WHAT YOU NEED TO DO: Look through the entries for the string "MMTT", and copy each line that holds it.

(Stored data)
┏━━
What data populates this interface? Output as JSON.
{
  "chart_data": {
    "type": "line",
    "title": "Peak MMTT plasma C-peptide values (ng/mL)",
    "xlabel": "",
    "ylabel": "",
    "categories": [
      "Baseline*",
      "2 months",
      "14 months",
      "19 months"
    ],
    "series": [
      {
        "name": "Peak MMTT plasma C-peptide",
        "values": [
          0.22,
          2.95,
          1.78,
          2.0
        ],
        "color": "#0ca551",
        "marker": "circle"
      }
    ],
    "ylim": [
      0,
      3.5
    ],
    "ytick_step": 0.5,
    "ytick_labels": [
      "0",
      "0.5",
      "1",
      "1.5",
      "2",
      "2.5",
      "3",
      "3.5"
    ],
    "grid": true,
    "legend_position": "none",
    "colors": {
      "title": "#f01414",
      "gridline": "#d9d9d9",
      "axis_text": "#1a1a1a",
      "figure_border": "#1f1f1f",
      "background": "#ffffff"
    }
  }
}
┗━━
ANSWER SECTION:
    "title": "Peak MMTT plasma C-peptide values (ng/mL)",
        "name": "Peak MMTT plasma C-peptide",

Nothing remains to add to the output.